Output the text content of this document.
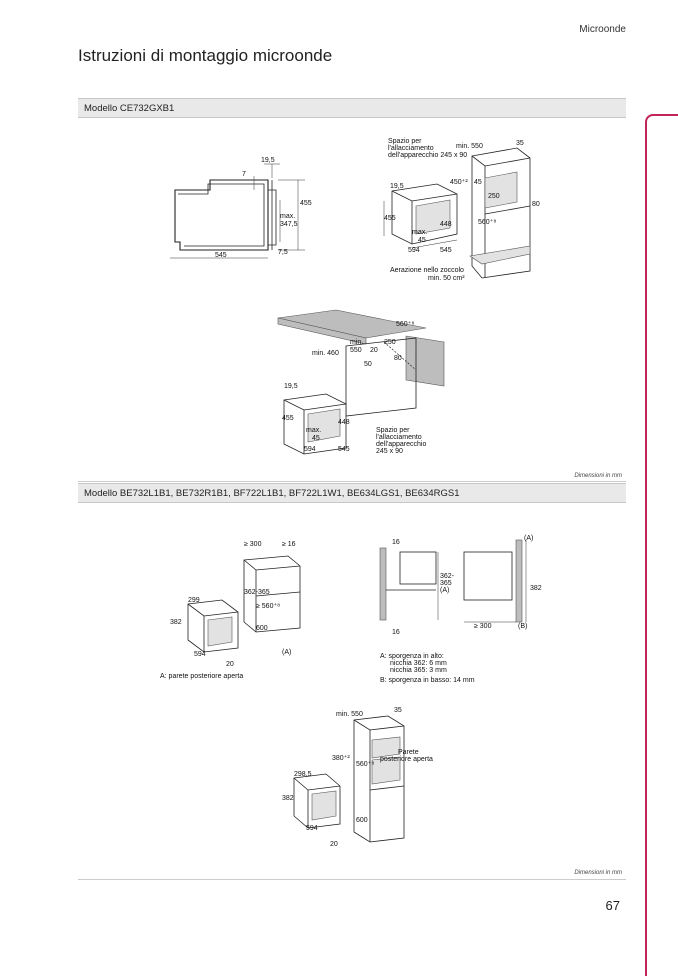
Microonde
Istruzioni di montaggio microonde
Modello CE732GXB1
19,5
7
455
max.
347,5
7,5
545
Spazio per
l'allacciamento
dell'apparecchio 245 x 90
min. 550	35
450⁺² 45
250
80
19,5
455
560⁺⁸
max.
448
45
594	545
Aerazione nello zoccolo
min. 50 cm²
560⁺⁸
min. 460
min.
550
250
20
50
80
19,5
455
max.
448
45
594	545
Spazio per
l'allacciamento
dell'apparecchio
245 x 90
Dimensioni in mm
Modello BE732L1B1, BE732R1B1, BF722L1B1, BF722L1W1, BE634LGS1, BE634RGS1
≥ 300	≥ 16
362-365
299
≥ 560⁺⁸
382
600
594
20
(A)
A: parete posteriore aperta
16
362-
365
(A)	382
16
≥ 300	(B)
(A)
A: sporgenza in alto:
nicchia 362: 6 mm
nicchia 365: 3 mm
B: sporgenza in basso: 14 mm
min. 550
35
380⁺²
560⁺⁸
Parete
posteriore aperta
298,5
382
594
600
20
Dimensioni in mm
67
****
Task description — From the records above, pull out every line containing the word "apparecchio".

Problem solution —
dell'apparecchio 245 x 90
dell'apparecchio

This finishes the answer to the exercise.